┌──

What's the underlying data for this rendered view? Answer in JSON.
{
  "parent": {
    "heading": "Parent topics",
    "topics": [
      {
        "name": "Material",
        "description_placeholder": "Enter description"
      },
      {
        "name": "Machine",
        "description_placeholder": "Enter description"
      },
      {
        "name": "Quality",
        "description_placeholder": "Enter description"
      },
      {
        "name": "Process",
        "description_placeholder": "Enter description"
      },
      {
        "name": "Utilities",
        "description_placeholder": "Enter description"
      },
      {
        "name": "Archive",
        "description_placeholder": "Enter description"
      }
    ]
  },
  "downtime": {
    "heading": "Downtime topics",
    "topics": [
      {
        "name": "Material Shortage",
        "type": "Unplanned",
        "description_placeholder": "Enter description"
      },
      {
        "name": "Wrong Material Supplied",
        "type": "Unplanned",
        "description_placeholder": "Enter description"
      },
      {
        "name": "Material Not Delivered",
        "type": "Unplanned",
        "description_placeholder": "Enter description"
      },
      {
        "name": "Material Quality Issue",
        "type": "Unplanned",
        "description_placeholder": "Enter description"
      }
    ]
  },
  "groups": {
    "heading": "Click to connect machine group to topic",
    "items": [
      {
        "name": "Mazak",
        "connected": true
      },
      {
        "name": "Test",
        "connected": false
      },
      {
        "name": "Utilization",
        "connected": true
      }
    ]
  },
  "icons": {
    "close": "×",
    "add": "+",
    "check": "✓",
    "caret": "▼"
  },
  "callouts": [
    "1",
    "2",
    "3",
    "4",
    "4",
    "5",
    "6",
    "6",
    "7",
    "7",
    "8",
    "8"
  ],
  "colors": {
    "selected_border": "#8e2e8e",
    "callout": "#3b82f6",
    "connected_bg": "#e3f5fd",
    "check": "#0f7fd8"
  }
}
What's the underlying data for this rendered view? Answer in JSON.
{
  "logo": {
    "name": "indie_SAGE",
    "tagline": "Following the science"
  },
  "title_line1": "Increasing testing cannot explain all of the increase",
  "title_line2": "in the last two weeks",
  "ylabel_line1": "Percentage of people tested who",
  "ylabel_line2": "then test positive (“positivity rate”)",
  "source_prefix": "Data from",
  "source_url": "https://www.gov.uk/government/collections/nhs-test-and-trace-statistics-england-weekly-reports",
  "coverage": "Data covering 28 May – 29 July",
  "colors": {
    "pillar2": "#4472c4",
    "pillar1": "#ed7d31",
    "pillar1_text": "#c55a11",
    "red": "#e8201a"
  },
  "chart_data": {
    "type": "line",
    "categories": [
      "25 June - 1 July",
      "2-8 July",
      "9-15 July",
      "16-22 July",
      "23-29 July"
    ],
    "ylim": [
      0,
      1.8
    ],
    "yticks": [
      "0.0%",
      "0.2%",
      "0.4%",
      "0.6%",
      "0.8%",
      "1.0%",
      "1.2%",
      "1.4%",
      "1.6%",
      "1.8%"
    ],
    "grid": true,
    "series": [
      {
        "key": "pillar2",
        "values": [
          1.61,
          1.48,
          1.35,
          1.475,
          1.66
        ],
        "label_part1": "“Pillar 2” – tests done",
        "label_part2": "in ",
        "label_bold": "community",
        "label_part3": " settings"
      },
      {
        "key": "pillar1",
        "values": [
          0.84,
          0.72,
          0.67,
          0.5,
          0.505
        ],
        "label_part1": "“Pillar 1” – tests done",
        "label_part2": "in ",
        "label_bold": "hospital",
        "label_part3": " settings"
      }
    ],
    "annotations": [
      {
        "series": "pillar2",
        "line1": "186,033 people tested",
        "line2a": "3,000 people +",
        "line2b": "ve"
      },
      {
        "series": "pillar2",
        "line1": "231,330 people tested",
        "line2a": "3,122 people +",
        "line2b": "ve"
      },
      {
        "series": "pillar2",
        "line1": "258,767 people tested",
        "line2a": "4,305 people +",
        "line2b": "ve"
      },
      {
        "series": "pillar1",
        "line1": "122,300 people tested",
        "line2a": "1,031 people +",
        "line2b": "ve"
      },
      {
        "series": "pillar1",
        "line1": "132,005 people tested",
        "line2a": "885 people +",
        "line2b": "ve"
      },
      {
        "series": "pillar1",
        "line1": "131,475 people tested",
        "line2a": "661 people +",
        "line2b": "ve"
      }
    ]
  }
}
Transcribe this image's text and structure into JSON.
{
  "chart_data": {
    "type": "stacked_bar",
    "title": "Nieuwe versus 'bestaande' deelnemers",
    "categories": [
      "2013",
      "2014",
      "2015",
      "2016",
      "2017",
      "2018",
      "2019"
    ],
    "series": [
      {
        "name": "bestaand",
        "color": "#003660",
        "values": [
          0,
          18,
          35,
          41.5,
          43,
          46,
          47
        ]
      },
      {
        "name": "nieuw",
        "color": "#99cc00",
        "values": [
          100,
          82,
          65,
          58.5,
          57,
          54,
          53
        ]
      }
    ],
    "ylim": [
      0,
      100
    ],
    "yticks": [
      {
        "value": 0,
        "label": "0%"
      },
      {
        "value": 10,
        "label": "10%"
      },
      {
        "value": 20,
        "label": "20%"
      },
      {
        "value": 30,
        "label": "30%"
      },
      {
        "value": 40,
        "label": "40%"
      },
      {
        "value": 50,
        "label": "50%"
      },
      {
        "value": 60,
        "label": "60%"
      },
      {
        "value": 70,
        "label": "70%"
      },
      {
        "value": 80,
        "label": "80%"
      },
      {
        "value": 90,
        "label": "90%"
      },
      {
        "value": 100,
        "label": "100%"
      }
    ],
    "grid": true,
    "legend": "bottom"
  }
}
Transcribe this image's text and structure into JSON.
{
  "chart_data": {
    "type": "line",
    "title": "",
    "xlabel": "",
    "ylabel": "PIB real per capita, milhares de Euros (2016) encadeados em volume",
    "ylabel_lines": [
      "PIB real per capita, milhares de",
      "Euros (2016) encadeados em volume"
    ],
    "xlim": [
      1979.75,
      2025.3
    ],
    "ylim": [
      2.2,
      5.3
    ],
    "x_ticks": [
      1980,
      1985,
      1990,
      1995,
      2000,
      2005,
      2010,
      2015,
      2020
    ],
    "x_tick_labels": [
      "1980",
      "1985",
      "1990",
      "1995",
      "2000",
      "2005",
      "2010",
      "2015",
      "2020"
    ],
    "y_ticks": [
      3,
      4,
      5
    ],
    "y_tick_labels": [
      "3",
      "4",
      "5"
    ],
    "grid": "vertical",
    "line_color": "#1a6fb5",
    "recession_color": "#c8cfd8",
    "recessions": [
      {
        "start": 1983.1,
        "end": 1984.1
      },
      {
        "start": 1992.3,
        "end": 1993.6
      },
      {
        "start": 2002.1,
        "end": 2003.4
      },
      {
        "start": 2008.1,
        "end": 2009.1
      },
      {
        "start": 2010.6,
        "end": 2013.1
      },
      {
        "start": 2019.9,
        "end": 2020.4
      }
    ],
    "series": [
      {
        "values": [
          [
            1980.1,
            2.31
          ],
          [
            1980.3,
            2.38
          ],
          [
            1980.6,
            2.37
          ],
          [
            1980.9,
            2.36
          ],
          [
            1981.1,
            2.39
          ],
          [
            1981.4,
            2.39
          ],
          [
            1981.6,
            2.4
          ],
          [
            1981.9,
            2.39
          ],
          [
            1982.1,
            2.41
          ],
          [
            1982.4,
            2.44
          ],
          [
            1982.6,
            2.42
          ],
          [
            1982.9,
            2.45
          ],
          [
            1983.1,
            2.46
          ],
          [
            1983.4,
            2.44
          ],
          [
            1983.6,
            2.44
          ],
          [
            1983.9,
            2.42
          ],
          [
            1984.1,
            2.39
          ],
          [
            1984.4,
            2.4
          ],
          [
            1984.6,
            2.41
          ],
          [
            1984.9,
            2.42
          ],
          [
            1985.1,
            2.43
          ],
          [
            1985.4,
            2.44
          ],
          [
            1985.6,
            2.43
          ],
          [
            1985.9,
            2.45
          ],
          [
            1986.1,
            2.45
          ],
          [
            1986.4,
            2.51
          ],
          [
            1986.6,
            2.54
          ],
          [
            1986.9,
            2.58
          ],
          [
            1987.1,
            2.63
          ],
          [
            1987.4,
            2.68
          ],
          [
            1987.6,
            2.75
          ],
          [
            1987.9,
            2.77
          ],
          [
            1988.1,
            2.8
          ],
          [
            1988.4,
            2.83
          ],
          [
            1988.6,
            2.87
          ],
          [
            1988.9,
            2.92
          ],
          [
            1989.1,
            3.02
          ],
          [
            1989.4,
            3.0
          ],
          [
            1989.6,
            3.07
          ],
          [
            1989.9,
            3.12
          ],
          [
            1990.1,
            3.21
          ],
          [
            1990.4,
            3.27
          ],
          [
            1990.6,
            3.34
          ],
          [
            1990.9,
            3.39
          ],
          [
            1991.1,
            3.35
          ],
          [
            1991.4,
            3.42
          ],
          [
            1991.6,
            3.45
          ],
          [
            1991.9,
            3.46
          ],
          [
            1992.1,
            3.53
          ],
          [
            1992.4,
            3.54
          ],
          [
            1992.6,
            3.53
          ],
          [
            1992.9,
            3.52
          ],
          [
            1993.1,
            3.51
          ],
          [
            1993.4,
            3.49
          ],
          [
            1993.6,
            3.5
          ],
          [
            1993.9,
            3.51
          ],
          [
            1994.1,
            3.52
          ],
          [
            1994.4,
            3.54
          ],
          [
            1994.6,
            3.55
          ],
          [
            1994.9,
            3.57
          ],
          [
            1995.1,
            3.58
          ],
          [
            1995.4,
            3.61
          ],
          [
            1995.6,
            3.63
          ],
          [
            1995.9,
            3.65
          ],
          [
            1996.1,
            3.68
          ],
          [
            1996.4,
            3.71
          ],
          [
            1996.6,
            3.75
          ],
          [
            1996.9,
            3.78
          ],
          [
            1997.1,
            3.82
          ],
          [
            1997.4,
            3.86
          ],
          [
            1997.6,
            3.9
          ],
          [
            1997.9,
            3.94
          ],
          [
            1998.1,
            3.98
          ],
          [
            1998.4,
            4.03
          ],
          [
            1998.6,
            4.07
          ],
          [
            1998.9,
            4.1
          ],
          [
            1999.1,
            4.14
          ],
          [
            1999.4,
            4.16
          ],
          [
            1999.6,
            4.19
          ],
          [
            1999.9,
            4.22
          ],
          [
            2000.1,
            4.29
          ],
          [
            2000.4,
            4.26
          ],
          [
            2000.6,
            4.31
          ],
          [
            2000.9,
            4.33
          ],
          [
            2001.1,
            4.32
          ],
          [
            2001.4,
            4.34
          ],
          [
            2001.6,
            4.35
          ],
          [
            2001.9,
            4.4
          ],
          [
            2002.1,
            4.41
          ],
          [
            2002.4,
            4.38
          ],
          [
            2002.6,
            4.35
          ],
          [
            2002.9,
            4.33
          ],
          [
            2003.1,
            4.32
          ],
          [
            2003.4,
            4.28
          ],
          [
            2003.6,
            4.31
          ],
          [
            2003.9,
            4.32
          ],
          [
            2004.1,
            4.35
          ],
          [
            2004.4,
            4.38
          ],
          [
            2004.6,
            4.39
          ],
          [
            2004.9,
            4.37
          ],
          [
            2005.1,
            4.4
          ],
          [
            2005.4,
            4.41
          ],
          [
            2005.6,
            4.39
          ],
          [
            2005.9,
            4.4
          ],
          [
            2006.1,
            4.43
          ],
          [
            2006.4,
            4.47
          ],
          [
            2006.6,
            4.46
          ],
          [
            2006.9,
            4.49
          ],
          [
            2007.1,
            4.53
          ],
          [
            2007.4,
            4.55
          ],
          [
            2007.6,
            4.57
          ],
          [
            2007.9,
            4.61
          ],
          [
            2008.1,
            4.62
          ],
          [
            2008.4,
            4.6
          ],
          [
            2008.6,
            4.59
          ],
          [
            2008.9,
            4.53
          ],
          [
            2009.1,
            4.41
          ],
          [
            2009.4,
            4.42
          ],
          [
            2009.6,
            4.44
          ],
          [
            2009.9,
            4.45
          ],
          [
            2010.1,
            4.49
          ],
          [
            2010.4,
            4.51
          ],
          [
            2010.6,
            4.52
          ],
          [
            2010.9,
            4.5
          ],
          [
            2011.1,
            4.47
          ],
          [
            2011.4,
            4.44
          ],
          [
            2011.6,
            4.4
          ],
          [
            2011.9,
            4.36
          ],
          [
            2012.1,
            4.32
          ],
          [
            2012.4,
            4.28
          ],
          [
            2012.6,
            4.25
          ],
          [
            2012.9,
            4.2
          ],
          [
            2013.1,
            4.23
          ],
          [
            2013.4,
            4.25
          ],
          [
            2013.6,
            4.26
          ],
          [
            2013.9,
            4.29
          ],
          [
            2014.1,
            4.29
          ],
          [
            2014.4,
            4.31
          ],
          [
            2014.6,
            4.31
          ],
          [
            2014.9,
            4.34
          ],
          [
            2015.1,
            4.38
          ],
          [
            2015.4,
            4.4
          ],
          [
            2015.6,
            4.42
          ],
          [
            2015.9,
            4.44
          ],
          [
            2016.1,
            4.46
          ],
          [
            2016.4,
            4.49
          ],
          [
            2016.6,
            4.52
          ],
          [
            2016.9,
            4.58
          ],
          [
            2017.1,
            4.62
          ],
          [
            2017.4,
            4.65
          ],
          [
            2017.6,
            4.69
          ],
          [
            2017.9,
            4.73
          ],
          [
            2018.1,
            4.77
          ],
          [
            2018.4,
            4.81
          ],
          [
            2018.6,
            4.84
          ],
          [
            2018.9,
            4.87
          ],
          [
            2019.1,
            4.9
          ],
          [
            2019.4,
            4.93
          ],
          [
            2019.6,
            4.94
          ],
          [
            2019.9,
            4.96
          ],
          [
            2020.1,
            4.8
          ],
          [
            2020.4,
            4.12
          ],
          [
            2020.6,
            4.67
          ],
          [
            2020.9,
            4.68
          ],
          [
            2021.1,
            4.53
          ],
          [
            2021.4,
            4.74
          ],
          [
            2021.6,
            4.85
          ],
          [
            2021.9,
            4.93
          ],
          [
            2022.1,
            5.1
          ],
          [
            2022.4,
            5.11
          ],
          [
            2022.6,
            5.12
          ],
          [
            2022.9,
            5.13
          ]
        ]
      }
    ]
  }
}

└──

> _GOAL OF THE EXERCISE_:
Extract all lines containing the word "heading".

> _RESPONSE TO THE TASK_:
    "heading": "Parent topics",
    "heading": "Downtime topics",
    "heading": "Click to connect machine group to topic",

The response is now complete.